## Written task
Identify the lines that contain the word "Read", then copy them.

── Data shown ──

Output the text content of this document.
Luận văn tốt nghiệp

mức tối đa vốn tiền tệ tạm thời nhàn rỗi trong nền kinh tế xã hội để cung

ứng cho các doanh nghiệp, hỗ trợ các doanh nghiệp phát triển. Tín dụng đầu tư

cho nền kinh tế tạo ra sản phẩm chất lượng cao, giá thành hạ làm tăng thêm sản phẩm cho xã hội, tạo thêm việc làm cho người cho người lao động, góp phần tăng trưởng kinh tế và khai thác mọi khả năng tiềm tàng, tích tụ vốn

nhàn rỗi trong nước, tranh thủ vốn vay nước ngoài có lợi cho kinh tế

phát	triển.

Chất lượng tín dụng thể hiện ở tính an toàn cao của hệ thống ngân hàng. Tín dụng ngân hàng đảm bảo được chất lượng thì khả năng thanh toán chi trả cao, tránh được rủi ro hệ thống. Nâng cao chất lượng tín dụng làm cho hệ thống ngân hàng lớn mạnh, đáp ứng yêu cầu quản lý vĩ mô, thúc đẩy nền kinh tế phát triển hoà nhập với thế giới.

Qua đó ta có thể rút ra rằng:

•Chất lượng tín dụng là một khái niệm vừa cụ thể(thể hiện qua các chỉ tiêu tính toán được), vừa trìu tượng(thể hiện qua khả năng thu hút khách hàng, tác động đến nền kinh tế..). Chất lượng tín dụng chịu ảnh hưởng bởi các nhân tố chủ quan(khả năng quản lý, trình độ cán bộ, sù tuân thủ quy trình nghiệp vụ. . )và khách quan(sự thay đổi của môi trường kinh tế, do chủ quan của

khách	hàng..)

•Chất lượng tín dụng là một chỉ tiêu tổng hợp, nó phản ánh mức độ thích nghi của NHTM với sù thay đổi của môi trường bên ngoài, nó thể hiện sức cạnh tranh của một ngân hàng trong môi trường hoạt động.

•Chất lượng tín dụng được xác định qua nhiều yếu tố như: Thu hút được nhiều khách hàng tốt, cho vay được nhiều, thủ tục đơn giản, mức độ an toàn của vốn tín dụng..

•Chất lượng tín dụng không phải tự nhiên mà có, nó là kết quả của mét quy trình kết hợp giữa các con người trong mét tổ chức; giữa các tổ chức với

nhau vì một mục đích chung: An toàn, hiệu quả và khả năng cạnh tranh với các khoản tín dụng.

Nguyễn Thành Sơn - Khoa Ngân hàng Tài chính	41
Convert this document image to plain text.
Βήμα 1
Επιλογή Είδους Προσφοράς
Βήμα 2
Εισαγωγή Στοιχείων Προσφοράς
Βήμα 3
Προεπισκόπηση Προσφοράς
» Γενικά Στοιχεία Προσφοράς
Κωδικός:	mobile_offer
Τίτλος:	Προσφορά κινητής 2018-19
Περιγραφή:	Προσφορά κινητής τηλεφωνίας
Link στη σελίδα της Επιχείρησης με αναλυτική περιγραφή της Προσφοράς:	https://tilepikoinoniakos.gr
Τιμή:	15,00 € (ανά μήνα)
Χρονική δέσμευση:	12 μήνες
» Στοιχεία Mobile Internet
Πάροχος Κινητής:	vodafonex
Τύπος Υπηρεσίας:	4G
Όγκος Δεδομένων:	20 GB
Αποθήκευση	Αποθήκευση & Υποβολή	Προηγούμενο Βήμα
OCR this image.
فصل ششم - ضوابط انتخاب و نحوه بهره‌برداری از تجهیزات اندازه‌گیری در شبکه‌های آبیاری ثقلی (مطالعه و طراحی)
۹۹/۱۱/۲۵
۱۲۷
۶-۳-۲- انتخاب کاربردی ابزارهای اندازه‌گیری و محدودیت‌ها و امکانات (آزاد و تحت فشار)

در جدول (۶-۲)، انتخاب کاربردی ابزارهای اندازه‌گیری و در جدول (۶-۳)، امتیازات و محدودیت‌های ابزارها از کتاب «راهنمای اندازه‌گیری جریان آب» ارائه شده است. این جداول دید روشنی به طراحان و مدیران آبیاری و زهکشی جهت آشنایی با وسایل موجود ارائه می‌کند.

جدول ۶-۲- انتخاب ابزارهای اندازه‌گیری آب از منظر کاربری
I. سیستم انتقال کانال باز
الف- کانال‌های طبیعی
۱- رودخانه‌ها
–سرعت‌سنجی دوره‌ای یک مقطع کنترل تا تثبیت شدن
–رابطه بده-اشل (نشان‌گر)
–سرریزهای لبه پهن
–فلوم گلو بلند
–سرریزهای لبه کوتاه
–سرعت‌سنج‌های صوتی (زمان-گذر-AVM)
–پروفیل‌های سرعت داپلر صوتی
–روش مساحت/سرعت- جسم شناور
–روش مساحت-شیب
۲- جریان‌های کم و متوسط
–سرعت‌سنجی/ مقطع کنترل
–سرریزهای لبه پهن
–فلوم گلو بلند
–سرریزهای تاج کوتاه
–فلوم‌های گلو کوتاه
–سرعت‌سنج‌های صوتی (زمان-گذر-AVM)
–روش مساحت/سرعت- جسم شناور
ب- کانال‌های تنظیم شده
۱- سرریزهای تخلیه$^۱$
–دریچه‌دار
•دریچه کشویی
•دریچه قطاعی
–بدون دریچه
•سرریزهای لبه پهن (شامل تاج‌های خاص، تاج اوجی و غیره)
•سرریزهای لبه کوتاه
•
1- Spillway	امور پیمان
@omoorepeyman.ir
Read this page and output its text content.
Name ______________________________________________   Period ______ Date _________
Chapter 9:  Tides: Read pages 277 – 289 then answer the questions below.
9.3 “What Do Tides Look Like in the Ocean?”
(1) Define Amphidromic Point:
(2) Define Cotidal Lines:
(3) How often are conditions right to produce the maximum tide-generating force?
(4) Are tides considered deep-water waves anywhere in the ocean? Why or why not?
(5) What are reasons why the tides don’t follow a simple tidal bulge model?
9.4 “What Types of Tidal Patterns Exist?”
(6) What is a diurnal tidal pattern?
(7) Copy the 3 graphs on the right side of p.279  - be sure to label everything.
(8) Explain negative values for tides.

───

## Response to this exercise
Read this page and output its text content.
Chapter 9:  Tides: Read pages 277 – 289 then answer the questions below.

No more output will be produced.